Find all lines in the records that include the word "this", and copy them out.

Start of Task data

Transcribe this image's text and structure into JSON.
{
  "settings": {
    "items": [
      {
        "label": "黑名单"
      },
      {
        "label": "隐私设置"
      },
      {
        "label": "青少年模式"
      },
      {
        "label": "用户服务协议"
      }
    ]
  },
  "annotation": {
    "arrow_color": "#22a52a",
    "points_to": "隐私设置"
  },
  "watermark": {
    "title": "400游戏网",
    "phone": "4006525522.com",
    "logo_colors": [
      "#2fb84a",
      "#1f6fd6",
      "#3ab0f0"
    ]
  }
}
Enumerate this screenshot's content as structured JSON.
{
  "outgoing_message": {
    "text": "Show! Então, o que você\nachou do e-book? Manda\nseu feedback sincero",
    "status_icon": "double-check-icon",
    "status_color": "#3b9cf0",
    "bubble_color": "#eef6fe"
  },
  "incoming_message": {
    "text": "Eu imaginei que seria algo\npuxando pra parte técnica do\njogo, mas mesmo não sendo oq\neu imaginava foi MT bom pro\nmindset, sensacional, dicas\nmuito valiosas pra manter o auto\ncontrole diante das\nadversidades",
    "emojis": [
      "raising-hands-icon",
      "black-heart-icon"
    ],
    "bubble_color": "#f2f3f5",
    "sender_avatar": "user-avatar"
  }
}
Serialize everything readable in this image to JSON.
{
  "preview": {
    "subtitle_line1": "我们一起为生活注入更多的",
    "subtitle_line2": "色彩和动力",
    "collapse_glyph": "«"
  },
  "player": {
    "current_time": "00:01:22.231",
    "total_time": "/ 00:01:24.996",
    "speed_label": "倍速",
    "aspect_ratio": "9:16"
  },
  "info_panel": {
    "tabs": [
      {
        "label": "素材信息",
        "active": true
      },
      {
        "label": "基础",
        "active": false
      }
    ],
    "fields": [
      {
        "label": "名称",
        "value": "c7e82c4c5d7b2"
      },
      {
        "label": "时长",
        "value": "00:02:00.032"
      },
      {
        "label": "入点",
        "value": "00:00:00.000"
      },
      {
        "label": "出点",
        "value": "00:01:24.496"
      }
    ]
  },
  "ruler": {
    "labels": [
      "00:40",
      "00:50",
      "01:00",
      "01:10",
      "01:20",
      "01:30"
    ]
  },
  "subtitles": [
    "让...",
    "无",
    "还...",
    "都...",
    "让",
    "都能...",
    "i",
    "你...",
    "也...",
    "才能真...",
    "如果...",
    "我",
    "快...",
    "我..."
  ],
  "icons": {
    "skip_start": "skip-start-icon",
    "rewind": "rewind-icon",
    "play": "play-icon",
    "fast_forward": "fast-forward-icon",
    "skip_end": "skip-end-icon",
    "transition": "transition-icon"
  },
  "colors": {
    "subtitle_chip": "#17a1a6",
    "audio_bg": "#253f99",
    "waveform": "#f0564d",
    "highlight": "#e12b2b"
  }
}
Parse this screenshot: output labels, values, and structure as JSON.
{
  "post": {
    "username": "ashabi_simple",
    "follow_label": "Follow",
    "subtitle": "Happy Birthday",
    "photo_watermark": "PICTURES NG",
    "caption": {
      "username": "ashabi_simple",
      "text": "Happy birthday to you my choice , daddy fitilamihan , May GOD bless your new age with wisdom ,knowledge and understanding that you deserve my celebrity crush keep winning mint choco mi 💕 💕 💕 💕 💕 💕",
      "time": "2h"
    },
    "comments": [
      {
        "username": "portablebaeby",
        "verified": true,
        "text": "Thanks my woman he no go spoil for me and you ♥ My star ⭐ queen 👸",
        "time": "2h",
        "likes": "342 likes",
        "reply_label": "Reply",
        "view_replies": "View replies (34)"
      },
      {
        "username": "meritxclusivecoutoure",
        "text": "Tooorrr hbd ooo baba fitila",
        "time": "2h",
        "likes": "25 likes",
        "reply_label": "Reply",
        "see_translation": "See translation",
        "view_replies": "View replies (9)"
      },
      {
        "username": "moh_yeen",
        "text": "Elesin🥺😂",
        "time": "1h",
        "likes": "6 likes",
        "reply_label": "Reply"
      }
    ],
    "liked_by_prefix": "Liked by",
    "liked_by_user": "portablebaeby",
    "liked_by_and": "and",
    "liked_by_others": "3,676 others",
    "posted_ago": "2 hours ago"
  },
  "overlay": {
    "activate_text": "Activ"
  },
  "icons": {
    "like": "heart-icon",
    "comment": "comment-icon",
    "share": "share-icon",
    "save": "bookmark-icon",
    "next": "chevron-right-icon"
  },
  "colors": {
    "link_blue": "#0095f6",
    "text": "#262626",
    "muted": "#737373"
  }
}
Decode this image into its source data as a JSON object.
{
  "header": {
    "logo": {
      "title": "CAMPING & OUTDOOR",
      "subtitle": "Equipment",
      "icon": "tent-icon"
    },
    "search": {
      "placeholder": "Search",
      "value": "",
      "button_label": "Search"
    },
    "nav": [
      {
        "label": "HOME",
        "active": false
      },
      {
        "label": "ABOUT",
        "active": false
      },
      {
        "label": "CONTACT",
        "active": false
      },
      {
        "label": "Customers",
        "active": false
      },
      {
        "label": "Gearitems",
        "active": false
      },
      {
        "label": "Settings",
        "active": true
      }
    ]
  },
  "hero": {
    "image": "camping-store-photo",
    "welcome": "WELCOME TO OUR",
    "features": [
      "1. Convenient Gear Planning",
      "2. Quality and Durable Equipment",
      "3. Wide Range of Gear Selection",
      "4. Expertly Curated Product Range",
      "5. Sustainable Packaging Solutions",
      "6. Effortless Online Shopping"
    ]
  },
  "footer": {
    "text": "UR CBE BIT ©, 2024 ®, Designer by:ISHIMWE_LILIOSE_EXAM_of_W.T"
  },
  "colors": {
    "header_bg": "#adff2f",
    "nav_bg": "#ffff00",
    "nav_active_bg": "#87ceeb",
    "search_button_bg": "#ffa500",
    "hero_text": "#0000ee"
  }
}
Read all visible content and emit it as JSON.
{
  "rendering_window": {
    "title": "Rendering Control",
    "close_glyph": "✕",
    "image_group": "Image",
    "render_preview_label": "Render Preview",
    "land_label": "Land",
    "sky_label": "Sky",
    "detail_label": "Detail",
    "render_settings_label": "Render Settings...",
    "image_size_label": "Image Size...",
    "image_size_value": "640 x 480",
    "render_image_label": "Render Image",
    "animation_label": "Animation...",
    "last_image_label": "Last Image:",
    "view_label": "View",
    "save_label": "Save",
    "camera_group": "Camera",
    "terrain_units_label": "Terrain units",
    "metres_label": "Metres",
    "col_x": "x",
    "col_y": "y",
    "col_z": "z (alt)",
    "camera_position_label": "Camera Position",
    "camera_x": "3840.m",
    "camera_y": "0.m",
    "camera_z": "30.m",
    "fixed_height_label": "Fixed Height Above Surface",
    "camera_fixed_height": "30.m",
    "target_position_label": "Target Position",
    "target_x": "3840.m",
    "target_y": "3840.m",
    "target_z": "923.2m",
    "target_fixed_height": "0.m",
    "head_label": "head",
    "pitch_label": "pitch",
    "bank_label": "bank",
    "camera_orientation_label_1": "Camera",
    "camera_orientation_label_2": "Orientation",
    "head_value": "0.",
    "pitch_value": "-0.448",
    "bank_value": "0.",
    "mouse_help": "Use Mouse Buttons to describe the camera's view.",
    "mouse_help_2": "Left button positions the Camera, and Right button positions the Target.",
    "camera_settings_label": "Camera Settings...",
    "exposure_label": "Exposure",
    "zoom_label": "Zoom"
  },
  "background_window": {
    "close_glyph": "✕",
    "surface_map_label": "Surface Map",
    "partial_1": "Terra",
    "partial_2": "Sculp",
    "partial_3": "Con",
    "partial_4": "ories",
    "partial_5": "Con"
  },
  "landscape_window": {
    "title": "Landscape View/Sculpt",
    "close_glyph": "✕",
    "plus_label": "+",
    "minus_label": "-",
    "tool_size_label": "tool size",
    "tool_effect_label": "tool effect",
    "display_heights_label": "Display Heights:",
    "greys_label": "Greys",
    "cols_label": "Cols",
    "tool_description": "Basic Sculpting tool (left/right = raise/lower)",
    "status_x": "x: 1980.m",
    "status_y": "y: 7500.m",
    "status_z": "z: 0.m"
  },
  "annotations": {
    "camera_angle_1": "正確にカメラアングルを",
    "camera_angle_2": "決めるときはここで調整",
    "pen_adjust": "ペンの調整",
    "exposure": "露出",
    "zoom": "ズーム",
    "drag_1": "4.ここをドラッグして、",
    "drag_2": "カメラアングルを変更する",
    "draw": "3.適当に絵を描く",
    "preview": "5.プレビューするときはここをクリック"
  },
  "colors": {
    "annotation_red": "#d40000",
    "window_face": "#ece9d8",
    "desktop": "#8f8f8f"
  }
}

End of Task data

▶ [Complete answer]:
Transcribe this image's text and structure into JSON.
Enumerate this screenshot's content as structured JSON.
Serialize everything readable in this image to JSON.
Parse this screenshot: output labels, values, and structure as JSON.
Decode this image into its source data as a JSON object.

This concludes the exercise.